### TASK MATERIAL ###

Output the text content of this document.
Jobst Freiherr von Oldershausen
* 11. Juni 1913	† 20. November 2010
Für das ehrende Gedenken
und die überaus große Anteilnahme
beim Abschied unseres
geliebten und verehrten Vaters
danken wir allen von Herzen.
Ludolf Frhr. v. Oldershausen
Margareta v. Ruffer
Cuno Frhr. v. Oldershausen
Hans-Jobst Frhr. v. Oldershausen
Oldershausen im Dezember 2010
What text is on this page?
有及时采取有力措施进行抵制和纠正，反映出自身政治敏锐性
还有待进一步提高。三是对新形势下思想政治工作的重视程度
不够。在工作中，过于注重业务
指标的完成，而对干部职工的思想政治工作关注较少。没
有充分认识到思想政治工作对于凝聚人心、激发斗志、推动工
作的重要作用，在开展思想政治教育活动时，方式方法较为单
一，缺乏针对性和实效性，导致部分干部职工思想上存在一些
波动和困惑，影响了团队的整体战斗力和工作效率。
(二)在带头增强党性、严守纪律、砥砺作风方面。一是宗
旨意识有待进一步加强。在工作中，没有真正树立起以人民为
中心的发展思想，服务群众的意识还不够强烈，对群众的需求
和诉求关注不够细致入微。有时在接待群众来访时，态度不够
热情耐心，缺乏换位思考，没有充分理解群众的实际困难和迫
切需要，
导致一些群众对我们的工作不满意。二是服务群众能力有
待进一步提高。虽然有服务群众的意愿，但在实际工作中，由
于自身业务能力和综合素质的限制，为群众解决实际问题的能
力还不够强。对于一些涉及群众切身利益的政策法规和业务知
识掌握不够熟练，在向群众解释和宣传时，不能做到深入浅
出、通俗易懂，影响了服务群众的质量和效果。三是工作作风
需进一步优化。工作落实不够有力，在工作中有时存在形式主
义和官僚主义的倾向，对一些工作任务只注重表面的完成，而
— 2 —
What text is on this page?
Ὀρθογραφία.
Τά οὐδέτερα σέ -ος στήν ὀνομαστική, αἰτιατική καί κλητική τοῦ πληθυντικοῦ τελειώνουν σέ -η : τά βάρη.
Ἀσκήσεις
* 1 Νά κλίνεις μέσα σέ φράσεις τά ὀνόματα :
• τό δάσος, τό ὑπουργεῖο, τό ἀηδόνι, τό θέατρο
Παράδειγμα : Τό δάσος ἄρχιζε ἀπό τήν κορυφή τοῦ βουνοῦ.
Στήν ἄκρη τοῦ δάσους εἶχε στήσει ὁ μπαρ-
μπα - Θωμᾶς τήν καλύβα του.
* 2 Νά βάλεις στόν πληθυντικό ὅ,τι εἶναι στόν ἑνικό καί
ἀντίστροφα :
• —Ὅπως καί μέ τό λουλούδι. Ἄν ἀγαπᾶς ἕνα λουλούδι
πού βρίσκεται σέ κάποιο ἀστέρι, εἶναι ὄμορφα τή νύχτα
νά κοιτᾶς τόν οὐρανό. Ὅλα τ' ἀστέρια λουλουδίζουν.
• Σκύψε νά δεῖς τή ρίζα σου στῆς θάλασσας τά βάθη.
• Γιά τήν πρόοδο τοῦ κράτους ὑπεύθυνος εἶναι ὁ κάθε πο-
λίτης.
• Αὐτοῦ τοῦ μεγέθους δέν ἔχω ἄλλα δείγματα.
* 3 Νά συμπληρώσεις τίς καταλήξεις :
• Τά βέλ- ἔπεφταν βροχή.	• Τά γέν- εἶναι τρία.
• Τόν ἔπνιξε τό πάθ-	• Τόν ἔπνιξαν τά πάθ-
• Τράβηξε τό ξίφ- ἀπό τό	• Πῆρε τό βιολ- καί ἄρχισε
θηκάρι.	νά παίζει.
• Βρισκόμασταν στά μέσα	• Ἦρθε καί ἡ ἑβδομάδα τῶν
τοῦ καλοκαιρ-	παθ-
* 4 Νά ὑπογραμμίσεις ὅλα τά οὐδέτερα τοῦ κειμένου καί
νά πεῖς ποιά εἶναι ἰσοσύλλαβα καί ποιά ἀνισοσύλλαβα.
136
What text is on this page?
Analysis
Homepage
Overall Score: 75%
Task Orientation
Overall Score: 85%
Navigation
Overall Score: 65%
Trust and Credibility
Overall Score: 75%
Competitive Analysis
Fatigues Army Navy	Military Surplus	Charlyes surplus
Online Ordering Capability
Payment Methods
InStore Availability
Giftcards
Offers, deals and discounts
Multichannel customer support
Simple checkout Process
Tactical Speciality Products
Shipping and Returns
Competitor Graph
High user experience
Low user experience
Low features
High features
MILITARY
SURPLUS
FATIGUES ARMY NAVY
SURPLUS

###

§ WHAT IS REQUIRED:
In this exercise, repeat all entries exactly.

§ RESPONSE TO THE TASK:
Output the text content of this document.
Jobst Freiherr von Oldershausen
* 11. Juni 1913	† 20. November 2010
Für das ehrende Gedenken
und die überaus große Anteilnahme
beim Abschied unseres
geliebten und verehrten Vaters
danken wir allen von Herzen.
Ludolf Frhr. v. Oldershausen
Margareta v. Ruffer
Cuno Frhr. v. Oldershausen
Hans-Jobst Frhr. v. Oldershausen
Oldershausen im Dezember 2010
What text is on this page?
有及时采取有力措施进行抵制和纠正，反映出自身政治敏锐性
还有待进一步提高。三是对新形势下思想政治工作的重视程度
不够。在工作中，过于注重业务
指标的完成，而对干部职工的思想政治工作关注较少。没
有充分认识到思想政治工作对于凝聚人心、激发斗志、推动工
作的重要作用，在开展思想政治教育活动时，方式方法较为单
一，缺乏针对性和实效性，导致部分干部职工思想上存在一些
波动和困惑，影响了团队的整体战斗力和工作效率。
(二)在带头增强党性、严守纪律、砥砺作风方面。一是宗
旨意识有待进一步加强。在工作中，没有真正树立起以人民为
中心的发展思想，服务群众的意识还不够强烈，对群众的需求
和诉求关注不够细致入微。有时在接待群众来访时，态度不够
热情耐心，缺乏换位思考，没有充分理解群众的实际困难和迫
切需要，
导致一些群众对我们的工作不满意。二是服务群众能力有
待进一步提高。虽然有服务群众的意愿，但在实际工作中，由
于自身业务能力和综合素质的限制，为群众解决实际问题的能
力还不够强。对于一些涉及群众切身利益的政策法规和业务知
识掌握不够熟练，在向群众解释和宣传时，不能做到深入浅
出、通俗易懂，影响了服务群众的质量和效果。三是工作作风
需进一步优化。工作落实不够有力，在工作中有时存在形式主
义和官僚主义的倾向，对一些工作任务只注重表面的完成，而
— 2 —
What text is on this page?
Ὀρθογραφία.
Τά οὐδέτερα σέ -ος στήν ὀνομαστική, αἰτιατική καί κλητική τοῦ πληθυντικοῦ τελειώνουν σέ -η : τά βάρη.
Ἀσκήσεις
* 1 Νά κλίνεις μέσα σέ φράσεις τά ὀνόματα :
• τό δάσος, τό ὑπουργεῖο, τό ἀηδόνι, τό θέατρο
Παράδειγμα : Τό δάσος ἄρχιζε ἀπό τήν κορυφή τοῦ βουνοῦ.
Στήν ἄκρη τοῦ δάσους εἶχε στήσει ὁ μπαρ-
μπα - Θωμᾶς τήν καλύβα του.
* 2 Νά βάλεις στόν πληθυντικό ὅ,τι εἶναι στόν ἑνικό καί
ἀντίστροφα :
• —Ὅπως καί μέ τό λουλούδι. Ἄν ἀγαπᾶς ἕνα λουλούδι
πού βρίσκεται σέ κάποιο ἀστέρι, εἶναι ὄμορφα τή νύχτα
νά κοιτᾶς τόν οὐρανό. Ὅλα τ' ἀστέρια λουλουδίζουν.
• Σκύψε νά δεῖς τή ρίζα σου στῆς θάλασσας τά βάθη.
• Γιά τήν πρόοδο τοῦ κράτους ὑπεύθυνος εἶναι ὁ κάθε πο-
λίτης.
• Αὐτοῦ τοῦ μεγέθους δέν ἔχω ἄλλα δείγματα.
* 3 Νά συμπληρώσεις τίς καταλήξεις :
• Τά βέλ- ἔπεφταν βροχή.	• Τά γέν- εἶναι τρία.
• Τόν ἔπνιξε τό πάθ-	• Τόν ἔπνιξαν τά πάθ-
• Τράβηξε τό ξίφ- ἀπό τό	• Πῆρε τό βιολ- καί ἄρχισε
θηκάρι.	νά παίζει.
• Βρισκόμασταν στά μέσα	• Ἦρθε καί ἡ ἑβδομάδα τῶν
τοῦ καλοκαιρ-	παθ-
* 4 Νά ὑπογραμμίσεις ὅλα τά οὐδέτερα τοῦ κειμένου καί
νά πεῖς ποιά εἶναι ἰσοσύλλαβα καί ποιά ἀνισοσύλλαβα.
136
What text is on this page?
Analysis
Homepage
Overall Score: 75%
Task Orientation
Overall Score: 85%
Navigation
Overall Score: 65%
Trust and Credibility
Overall Score: 75%
Competitive Analysis
Fatigues Army Navy	Military Surplus	Charlyes surplus
Online Ordering Capability
Payment Methods
InStore Availability
Giftcards
Offers, deals and discounts
Multichannel customer support
Simple checkout Process
Tactical Speciality Products
Shipping and Returns
Competitor Graph
High user experience
Low user experience
Low features
High features
MILITARY
SURPLUS
FATIGUES ARMY NAVY
SURPLUS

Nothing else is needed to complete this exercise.